* [Items]
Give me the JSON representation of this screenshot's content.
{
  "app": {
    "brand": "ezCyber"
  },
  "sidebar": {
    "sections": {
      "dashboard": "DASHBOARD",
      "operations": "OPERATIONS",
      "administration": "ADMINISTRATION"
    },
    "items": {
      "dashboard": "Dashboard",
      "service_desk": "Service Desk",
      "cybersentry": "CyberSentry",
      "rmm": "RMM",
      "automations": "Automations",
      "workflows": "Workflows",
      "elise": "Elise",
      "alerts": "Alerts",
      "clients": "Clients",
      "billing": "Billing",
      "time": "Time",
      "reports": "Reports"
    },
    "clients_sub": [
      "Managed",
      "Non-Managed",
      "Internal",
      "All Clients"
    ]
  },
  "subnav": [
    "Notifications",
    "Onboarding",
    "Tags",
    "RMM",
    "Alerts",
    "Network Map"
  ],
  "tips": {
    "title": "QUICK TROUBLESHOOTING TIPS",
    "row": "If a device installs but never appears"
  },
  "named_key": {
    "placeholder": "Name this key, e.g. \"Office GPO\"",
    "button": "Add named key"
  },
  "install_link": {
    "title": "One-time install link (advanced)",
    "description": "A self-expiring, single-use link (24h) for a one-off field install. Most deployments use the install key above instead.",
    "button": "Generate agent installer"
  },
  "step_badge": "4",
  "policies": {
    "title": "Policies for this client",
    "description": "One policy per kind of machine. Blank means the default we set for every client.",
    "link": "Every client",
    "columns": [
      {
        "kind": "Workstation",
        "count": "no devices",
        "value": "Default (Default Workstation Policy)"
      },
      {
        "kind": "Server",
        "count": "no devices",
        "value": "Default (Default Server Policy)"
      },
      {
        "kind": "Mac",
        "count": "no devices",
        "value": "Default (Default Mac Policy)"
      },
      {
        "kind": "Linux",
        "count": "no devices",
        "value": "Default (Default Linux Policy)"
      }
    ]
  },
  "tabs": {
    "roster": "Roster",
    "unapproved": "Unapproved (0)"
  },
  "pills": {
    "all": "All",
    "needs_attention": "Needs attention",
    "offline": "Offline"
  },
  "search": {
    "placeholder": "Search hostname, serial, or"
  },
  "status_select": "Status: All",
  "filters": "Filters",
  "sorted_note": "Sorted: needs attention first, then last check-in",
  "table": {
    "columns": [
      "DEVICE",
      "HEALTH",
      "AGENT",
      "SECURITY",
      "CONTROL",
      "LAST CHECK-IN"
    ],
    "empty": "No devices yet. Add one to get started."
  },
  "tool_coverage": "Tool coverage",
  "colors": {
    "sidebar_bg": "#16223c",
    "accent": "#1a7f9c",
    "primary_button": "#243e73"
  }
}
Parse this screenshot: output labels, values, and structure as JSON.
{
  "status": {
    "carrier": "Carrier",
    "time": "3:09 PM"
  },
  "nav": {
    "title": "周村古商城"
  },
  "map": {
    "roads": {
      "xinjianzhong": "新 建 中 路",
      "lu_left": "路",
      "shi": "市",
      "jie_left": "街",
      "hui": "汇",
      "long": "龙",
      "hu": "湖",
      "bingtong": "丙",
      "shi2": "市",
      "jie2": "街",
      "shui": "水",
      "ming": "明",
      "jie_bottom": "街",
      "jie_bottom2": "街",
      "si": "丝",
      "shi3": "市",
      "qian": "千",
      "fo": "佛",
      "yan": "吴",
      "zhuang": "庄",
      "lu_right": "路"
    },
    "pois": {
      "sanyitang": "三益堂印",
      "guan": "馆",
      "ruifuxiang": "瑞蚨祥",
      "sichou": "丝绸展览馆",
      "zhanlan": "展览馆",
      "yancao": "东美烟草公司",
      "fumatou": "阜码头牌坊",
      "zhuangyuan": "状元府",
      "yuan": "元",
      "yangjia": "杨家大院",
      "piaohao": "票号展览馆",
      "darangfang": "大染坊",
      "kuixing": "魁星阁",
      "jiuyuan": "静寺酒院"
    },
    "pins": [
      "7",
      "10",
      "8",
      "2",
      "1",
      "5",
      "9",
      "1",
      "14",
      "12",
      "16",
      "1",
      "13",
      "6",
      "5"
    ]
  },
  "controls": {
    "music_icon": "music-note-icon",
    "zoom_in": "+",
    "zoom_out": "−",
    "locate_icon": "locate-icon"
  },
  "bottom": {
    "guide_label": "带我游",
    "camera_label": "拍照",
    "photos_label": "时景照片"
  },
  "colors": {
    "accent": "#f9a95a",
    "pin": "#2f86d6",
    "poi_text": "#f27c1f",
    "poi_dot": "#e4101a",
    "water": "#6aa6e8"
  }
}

* [What you will do]
Each line that holds the word "attention" is to be copied.

* [Final result]
    "needs_attention": "Needs attention",
  "sorted_note": "Sorted: needs attention first, then last check-in",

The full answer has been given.